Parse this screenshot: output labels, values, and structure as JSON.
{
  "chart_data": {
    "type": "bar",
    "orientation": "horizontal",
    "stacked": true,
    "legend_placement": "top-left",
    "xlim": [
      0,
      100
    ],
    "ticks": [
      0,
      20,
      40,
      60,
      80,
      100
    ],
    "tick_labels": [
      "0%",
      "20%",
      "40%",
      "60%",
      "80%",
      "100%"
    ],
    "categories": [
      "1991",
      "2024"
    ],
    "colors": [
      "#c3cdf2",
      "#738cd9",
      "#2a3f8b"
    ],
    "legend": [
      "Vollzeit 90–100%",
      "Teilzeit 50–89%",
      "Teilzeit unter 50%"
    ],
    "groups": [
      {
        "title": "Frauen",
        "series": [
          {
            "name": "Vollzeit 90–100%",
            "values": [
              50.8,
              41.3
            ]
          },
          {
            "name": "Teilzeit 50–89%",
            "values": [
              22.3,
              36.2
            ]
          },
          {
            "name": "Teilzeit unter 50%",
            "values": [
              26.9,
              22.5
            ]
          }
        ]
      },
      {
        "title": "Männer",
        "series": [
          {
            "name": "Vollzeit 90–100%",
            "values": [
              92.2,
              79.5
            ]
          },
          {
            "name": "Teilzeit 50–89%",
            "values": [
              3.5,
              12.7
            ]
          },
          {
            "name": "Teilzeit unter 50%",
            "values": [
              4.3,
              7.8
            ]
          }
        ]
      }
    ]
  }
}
■ ■ ■ ■ ■
• [EXERCISE BRIEF]:
The records above are to be repeated exactly, in their entirety.

• [PROBLEM SOLUTION]:
Parse this screenshot: output labels, values, and structure as JSON.
{
  "chart_data": {
    "type": "bar",
    "orientation": "horizontal",
    "stacked": true,
    "legend_placement": "top-left",
    "xlim": [
      0,
      100
    ],
    "ticks": [
      0,
      20,
      40,
      60,
      80,
      100
    ],
    "tick_labels": [
      "0%",
      "20%",
      "40%",
      "60%",
      "80%",
      "100%"
    ],
    "categories": [
      "1991",
      "2024"
    ],
    "colors": [
      "#c3cdf2",
      "#738cd9",
      "#2a3f8b"
    ],
    "legend": [
      "Vollzeit 90–100%",
      "Teilzeit 50–89%",
      "Teilzeit unter 50%"
    ],
    "groups": [
      {
        "title": "Frauen",
        "series": [
          {
            "name": "Vollzeit 90–100%",
            "values": [
              50.8,
              41.3
            ]
          },
          {
            "name": "Teilzeit 50–89%",
            "values": [
              22.3,
              36.2
            ]
          },
          {
            "name": "Teilzeit unter 50%",
            "values": [
              26.9,
              22.5
            ]
          }
        ]
      },
      {
        "title": "Männer",
        "series": [
          {
            "name": "Vollzeit 90–100%",
            "values": [
              92.2,
              79.5
            ]
          },
          {
            "name": "Teilzeit 50–89%",
            "values": [
              3.5,
              12.7
            ]
          },
          {
            "name": "Teilzeit unter 50%",
            "values": [
              4.3,
              7.8
            ]
          }
        ]
      }
    ]
  }
}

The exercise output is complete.